Extracted data »
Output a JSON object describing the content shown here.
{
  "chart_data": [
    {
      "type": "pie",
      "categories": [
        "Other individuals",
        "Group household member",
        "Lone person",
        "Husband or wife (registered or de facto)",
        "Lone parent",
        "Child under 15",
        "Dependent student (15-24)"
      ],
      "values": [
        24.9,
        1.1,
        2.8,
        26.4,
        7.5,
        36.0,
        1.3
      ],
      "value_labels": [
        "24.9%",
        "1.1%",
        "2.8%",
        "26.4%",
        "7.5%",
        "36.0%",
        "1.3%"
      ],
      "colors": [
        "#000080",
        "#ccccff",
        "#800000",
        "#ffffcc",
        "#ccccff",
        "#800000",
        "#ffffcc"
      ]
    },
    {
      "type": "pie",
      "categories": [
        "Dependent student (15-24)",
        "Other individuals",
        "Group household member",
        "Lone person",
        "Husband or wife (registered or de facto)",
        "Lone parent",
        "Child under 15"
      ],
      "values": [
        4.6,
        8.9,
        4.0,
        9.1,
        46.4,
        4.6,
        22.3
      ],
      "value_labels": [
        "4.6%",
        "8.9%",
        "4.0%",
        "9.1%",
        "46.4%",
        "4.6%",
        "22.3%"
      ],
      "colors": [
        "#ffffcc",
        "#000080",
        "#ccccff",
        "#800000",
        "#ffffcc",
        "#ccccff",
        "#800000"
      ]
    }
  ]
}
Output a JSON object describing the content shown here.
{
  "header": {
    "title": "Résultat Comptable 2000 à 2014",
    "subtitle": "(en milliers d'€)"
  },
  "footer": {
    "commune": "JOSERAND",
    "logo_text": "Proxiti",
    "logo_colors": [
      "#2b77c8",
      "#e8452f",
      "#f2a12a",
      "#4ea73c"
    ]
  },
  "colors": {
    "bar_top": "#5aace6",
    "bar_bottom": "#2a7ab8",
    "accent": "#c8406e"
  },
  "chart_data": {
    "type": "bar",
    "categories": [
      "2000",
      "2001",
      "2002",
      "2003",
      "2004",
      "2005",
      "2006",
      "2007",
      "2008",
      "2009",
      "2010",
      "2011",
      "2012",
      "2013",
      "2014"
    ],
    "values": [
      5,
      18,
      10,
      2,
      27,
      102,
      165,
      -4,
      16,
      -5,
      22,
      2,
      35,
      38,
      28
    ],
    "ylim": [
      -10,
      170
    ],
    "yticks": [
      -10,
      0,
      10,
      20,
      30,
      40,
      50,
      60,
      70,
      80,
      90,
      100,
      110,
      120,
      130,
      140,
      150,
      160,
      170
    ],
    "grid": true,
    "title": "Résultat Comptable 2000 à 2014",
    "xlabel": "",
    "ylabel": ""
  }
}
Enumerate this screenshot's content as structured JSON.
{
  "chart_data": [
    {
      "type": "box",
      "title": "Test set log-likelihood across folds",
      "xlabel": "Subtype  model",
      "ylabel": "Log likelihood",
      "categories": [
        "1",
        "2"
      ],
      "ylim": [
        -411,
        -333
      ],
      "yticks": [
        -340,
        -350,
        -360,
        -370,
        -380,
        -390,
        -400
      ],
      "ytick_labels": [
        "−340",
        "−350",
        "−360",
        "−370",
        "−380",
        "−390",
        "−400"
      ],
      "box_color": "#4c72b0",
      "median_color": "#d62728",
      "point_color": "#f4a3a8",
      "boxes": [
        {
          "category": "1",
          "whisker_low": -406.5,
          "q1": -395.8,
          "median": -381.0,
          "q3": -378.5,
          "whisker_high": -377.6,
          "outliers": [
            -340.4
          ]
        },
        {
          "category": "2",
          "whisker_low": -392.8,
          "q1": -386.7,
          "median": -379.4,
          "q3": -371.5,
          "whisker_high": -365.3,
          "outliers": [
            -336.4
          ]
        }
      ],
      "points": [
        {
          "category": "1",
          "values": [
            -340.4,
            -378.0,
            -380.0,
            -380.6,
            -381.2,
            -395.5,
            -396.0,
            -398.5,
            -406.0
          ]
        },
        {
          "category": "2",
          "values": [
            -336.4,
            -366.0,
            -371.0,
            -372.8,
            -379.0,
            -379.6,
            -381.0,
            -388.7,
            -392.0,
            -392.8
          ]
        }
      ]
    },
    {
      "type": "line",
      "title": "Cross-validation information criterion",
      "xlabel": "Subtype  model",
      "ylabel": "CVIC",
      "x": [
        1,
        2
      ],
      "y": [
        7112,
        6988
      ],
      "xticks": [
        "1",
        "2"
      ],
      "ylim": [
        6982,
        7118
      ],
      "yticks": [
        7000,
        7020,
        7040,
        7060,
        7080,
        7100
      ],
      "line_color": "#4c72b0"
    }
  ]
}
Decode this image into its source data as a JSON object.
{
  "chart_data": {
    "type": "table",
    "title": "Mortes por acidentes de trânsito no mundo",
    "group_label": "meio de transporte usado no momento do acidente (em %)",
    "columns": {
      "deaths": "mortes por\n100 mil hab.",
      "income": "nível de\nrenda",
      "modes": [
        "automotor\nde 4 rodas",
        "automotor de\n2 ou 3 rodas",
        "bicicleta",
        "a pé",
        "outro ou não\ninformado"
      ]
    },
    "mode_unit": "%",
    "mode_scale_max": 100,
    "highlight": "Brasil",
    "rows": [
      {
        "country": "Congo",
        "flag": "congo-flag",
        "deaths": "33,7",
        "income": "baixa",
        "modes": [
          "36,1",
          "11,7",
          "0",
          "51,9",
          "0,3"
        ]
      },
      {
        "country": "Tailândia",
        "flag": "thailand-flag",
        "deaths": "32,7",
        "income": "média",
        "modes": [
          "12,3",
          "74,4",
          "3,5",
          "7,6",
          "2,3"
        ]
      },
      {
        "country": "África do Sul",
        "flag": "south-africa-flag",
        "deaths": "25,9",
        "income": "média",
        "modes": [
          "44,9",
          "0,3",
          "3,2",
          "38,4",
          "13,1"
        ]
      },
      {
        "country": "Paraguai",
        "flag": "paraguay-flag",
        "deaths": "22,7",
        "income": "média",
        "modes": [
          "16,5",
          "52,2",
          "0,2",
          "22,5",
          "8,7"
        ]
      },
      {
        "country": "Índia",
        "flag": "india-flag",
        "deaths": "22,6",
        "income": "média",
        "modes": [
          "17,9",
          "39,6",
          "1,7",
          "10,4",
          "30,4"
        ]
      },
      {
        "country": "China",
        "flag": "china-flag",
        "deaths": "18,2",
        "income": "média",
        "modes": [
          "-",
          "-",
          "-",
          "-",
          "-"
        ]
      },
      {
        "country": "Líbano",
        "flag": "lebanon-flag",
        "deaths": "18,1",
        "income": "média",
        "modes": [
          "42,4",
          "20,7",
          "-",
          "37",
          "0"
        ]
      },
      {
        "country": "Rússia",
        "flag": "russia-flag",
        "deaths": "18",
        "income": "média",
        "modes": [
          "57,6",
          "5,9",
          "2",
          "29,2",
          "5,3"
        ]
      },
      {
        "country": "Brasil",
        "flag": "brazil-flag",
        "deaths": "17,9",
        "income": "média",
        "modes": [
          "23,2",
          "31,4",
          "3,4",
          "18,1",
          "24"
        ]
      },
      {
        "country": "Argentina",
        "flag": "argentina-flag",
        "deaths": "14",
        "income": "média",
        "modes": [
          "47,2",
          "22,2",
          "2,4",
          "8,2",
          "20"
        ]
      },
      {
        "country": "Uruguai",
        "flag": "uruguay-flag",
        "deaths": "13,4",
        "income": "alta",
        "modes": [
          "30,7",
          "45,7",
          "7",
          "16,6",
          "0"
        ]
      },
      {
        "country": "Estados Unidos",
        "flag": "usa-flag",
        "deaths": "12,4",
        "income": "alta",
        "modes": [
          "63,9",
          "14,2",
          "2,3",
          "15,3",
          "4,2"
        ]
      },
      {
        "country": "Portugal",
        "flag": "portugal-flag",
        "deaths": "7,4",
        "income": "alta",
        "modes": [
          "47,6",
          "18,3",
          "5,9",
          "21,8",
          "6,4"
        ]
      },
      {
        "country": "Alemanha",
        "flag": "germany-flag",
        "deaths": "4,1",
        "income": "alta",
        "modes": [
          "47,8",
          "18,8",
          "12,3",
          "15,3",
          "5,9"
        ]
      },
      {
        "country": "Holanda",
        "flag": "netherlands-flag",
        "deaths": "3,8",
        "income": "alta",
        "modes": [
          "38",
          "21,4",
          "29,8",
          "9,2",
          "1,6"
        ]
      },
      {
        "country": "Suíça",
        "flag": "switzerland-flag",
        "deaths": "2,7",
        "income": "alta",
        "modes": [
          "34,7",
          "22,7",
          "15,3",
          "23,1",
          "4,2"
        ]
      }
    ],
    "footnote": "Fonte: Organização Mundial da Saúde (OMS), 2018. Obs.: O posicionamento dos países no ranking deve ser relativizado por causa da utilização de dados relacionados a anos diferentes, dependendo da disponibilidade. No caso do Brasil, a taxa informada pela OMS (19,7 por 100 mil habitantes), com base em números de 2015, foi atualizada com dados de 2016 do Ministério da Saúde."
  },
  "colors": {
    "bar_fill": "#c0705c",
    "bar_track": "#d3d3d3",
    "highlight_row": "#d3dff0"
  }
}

Problem requirements »
Pull every line containing "student" from the data.

Output below »
        "Dependent student (15-24)"
        "Dependent student (15-24)",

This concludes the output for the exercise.